**DOCUMENT EXTRACT**
—————

Cos here’s the twist folks. A linux server can totally lose all access to its storage - and keep going. Today though, even I am in for some surprises.
Linux Server Survives Total RAID Failure
I log in. Cool - it’s still running. The kernel’s obviously still going and the network’s fine. Wait a minute…
“HEY, if the network’s fine on this thing, what’s it NOT doing? Aren’t we just using it as a router?”
“Yeah but it’s doing DHCP and that’s crashed.”
Crap. Ah well, what can I get?
I try an ls on /etc/… no good. The system can’t load the binary ‘ls’. No directory listings for me. Ok, well can I edit the dhcp server configuration file?
#vi /etc/dhcpd.conf
No good - the system times out trying to load the ‘vi’ editor from the disk. Ok… what can I do?
#cat /etc/dhcpd.conf
bingo! Cat doesn’t need to be loaded from the disk. Why? It’s called during nightly automatic jobs on this machine, and so it’s cached in memory still from the last time it was loaded! Better yet, Linux is clever enough not to even _try_ to get to the dead disks if the program it’s trying to load is in memory!
I copy the dhcpd.conf file into an email, along with the network and routing config, and the WAN link configuration and send it to Joan. That ought to speed things up a bit for her!
Hmm, what else can we do?
Can I restart the dhcp server?
#service dhcpd start
Cannot open leases file /var/lib/dhcp/dhcpd.leases
Well, that makes sense. The DHCP server remembers what IP address it’s given out to whom in that file. It can’t open the file though, because it’s on the dead disk, so it wont load
What to do?
I take a break and have a coffee. There has to be a way around this.

Suddenly, I get a flash of inspiration!
If I could get DHCP to put its leases file in /dev/shm (which exists in RAM, not on the disk!) it could run, and we could have this server doing everything it used to until Joan’s replacement server is ready!
But how? I can’t edit the config file. Even if I could load an editor (put one on a floppy disk?!) I couldn’t EDIT the file - it’s on the dead disk and can’t be written to!
Mount! I could mount it!
#mount -t tmpfs /dev/shm /var/lib/dhcp/
Cannot open /etc/mtab
Damn, this game is just not fun. I check the man page for mount - I can mount without changing the /etc/mtab file…
#mount -n -t tmpfs /dev/shm /var/lib/dhcp/
No output comes back… it worked!
#touch /var/lib/dhcp/dhcpd.leases
#service dhcpd start
cannot open /var/run/dhcpd.pid
Bah!

—————

**TO BE DONE**
**a.** In the account of the Linux server that survived a total RAID failure, why could cat still run when ls and vi could not?
**b.** Continue the account of the Linux server that survived a total RAID failure, picking up after its last line.

**DATA ENTRIES**
—————

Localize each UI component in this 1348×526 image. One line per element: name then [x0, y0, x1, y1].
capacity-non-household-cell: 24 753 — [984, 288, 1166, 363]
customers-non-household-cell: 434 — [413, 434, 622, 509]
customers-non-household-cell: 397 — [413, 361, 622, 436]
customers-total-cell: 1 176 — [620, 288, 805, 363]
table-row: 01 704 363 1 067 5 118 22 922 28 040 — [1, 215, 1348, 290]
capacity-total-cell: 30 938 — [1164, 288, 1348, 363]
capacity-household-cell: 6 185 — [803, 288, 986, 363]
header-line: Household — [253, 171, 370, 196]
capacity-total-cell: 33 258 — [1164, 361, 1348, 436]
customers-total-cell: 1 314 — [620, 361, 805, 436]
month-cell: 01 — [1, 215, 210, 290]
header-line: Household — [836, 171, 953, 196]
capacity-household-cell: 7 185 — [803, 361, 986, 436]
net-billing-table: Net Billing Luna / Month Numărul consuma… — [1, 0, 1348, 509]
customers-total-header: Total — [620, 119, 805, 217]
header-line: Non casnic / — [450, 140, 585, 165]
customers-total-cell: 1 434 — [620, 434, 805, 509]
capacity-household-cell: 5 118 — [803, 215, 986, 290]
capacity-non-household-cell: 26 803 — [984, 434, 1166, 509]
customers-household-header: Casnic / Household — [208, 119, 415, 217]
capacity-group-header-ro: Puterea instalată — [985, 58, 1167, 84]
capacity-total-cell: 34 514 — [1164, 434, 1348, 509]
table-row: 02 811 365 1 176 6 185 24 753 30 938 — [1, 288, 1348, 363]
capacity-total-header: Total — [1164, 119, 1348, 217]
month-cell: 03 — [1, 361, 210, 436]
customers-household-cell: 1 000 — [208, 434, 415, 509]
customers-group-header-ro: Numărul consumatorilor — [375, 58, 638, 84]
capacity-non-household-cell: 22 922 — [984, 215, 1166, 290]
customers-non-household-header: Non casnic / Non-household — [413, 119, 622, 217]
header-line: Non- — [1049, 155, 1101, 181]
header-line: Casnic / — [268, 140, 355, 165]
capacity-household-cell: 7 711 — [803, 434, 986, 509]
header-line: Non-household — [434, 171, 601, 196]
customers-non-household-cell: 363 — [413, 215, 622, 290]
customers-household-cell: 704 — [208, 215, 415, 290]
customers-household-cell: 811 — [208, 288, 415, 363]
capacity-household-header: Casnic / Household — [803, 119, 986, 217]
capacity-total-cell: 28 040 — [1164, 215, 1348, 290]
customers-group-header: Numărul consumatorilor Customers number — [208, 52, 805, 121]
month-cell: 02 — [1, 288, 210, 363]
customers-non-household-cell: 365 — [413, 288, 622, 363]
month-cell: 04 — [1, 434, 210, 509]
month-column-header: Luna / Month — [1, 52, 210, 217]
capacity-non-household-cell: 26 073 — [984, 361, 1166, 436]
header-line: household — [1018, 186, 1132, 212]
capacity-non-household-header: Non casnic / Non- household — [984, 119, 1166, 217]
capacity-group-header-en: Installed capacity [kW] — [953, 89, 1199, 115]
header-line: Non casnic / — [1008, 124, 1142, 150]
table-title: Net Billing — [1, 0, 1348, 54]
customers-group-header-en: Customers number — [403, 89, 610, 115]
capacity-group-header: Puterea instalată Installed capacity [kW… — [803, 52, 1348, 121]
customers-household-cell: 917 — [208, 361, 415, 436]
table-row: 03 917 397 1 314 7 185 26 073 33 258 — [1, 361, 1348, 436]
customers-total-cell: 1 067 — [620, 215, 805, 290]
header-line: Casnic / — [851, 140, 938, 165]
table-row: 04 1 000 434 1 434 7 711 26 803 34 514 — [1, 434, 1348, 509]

—————

**REPLIES**
**a.** Cat is called during nightly automatic jobs on that machine, so it was still cached in memory and didn't need to be loaded from the disk.

**b.**
#mount -n -t tmpfs /dev/shm /var/run/
#service dhcpd start
Starting dhcpd: [ OK ]
YES!!!
“Hey ugh, I think I got dhcpd going - can we check with the VIP’s and see if they can log in now?”
Yes, they could. Later that day, we replaced the broken old server, with a brand new one. Instead of hours of outage and a rushed replacement, we had a very short outage and a well setup new server.
That’s one thing I love about Linux. It’s so robust; it generally survives whatever it’s theoretically possible to survive, and it gives you the flexibility you need to do things like… mount random directories in RAM instead of on the dead disk they USED to live on. You don’t get your data back, but you can make a new file.
The above is a true story. It happened to me on the morning of August 16, 2004. I know, because I kept a copy of the incident report. Because I am a Nerd.
del.icIo.us
|
Posted in Systems Administration |
9 Responses
Leave a Comment
February 8th, 2008 at 2:35 am
Linux <3, but what the (…) were you doing using raid on a (…)ing router/dhcpserver? maybe a raid0 but that’s just useless (imho)
February 9th, 2008 at 1:54 am
A better question might be why we were using a server for a router/dhcp server.
As to RAID… if its a live system that people depend on, you RAID it (1, 5 or 10, yes 0 is useless)
March 11th, 2008 at 1:41 am
Great story!
I’m curious though; how does your system handle user authentication? /etc/passwd must have been irretrievable due to the RAID failure?
March 11th, 2008 at 2:14 am
Hi Sarah,
It was a fairy standard box. /etc/passwd and /etc/shadow must have been cached since the last time somebody logged in. Probably /etc/group and a bunch of other stuff as well.
June 5th, 2009 at 12:44 pm
mmmm…. why not just replace the raid controller? that would have been the fastest… also. you make this sound very dramatic when its really one of the smallest problems you can run into, and dont you have a cluster of servers, in the even that one goes down the others can take up the slack…
June 5th, 2009 at 8:21 pm
Hey person435.
Replace the raid controller fast? Sure, if you have one spare. If not, enjoy that two week supplier delay, or at best the hours waiting for your support to turn up with a spare - assuming they’ve the brains to bring one.
Nothing is faster than continuing with a broken part.
Nowadays where I work we have many clusters… at the time this article is written about, the site I worked at had very few services clustered.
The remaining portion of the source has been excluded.